Saved data entries:
- - -
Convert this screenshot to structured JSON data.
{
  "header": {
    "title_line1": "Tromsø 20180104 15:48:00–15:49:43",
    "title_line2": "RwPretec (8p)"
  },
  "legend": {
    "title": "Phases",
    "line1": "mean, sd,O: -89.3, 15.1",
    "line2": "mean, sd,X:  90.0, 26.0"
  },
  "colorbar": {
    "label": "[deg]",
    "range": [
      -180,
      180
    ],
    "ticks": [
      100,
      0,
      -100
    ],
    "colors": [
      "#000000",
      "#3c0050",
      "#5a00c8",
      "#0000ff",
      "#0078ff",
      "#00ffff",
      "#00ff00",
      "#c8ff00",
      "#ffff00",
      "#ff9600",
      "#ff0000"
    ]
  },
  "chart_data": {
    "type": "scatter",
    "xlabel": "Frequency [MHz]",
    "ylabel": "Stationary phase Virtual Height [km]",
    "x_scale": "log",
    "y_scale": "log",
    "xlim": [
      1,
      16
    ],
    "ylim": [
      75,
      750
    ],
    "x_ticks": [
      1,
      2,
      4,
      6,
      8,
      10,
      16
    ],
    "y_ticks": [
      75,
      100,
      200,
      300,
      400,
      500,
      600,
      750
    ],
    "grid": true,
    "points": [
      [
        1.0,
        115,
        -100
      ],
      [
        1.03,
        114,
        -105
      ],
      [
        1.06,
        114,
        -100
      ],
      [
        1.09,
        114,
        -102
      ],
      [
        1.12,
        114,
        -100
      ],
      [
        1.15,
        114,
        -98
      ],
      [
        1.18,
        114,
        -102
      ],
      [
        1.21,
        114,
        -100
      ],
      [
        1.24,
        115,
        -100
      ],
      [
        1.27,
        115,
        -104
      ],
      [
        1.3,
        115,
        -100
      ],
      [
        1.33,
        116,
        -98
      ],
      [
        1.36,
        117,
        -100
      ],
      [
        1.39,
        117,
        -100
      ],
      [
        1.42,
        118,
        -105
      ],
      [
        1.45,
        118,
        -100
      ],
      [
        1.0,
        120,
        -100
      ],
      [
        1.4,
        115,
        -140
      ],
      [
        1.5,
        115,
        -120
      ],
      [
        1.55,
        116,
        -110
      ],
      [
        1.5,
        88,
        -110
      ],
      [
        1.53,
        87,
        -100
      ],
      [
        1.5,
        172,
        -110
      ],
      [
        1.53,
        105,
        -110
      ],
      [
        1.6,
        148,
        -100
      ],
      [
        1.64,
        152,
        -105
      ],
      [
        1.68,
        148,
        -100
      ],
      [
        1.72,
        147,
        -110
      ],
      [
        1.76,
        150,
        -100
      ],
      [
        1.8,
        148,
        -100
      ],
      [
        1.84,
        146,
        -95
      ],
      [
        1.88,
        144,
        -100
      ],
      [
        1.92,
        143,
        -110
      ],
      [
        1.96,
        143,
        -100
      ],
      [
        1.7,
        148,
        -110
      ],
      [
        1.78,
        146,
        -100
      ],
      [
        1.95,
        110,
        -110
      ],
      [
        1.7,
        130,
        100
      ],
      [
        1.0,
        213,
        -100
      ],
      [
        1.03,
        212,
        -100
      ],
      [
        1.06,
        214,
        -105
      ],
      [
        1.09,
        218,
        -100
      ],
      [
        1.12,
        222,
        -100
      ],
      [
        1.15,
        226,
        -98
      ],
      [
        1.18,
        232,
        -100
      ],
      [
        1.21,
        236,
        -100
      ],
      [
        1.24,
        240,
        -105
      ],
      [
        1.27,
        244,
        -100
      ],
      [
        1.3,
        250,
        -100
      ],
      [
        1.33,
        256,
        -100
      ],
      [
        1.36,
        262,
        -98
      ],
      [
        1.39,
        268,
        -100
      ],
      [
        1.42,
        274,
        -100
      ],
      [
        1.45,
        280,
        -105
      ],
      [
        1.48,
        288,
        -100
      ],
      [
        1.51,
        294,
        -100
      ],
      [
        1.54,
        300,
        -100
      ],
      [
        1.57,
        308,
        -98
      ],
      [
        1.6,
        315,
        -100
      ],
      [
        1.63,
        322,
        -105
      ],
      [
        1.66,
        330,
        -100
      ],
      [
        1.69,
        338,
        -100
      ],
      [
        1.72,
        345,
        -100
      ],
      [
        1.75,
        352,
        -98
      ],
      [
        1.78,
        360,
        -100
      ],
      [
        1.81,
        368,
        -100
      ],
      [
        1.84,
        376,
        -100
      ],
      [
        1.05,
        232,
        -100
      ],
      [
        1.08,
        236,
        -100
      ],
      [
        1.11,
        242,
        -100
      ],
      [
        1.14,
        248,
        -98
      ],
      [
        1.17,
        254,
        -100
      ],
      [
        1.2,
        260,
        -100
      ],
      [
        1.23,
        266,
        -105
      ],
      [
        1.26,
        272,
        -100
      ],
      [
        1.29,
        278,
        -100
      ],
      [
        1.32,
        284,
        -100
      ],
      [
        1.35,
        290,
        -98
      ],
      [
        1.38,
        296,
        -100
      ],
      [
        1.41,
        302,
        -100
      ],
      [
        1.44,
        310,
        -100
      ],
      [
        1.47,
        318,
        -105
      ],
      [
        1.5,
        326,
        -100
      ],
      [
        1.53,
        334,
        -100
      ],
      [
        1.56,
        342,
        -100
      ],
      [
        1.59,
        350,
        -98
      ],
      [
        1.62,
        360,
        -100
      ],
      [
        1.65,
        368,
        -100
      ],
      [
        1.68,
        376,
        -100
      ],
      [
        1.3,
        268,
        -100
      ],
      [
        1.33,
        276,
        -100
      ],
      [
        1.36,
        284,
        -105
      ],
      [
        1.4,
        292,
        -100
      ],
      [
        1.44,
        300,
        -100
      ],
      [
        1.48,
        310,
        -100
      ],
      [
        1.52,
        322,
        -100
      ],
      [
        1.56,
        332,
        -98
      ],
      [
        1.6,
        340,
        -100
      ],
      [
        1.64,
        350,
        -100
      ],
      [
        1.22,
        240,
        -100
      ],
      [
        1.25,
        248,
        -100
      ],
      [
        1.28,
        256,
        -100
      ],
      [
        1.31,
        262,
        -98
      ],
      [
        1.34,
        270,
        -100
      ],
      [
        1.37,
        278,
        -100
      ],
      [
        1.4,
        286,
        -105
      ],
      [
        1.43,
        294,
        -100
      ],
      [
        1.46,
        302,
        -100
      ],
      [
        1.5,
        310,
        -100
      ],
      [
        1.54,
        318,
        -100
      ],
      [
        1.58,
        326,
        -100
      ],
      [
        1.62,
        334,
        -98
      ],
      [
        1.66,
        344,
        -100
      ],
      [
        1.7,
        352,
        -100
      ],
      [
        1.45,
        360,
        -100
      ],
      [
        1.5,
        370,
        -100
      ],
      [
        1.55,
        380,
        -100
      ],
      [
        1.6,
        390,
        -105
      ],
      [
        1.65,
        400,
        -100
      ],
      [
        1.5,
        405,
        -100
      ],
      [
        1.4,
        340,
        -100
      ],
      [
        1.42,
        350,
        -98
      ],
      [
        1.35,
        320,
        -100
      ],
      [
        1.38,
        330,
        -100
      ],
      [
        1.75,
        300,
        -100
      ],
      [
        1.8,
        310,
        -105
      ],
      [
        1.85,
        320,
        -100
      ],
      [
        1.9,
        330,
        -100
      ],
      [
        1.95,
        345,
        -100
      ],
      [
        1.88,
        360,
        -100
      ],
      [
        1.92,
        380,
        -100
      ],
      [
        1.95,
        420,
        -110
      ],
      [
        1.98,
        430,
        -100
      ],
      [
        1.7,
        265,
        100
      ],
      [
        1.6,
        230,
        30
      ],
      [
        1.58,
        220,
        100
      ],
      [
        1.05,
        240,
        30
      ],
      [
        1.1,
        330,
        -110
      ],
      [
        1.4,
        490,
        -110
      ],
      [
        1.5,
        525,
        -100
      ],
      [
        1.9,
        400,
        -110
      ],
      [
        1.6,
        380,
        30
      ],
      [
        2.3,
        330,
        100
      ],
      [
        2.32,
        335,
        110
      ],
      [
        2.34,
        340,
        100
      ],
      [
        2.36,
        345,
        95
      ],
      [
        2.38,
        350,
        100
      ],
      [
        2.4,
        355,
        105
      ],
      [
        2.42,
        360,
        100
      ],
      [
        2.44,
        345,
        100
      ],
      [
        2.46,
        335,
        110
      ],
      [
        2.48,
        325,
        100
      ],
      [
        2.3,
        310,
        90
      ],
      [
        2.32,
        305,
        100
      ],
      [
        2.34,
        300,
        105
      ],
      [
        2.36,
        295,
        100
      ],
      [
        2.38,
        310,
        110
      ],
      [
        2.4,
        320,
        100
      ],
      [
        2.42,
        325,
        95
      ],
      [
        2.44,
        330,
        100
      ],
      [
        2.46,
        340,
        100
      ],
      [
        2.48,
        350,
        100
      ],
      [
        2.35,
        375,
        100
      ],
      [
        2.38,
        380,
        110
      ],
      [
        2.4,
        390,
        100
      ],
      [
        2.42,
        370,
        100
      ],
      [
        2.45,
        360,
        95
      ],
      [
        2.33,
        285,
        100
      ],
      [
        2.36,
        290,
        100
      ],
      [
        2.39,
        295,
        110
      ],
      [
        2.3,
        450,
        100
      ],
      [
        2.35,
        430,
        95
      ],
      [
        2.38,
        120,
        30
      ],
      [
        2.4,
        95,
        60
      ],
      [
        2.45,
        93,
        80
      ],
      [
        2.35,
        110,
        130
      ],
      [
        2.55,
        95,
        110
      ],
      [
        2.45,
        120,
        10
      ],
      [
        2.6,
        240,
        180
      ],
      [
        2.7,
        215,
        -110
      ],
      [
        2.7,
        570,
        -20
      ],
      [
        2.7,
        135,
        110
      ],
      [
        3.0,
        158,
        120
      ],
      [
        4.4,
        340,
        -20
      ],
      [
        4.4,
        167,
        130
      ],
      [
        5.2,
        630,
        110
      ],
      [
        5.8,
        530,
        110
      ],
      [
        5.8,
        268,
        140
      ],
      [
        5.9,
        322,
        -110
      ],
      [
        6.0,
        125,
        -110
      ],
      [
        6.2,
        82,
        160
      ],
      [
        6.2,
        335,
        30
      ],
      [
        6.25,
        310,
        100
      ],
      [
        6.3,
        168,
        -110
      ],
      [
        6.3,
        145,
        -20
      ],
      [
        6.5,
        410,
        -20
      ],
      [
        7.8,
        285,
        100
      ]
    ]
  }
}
- - -
## What is expected
Sift through the entries and copy every line with "mean".

## Response below
    "line1": "mean, sd,O: -89.3, 15.1",
    "line2": "mean, sd,X:  90.0, 26.0"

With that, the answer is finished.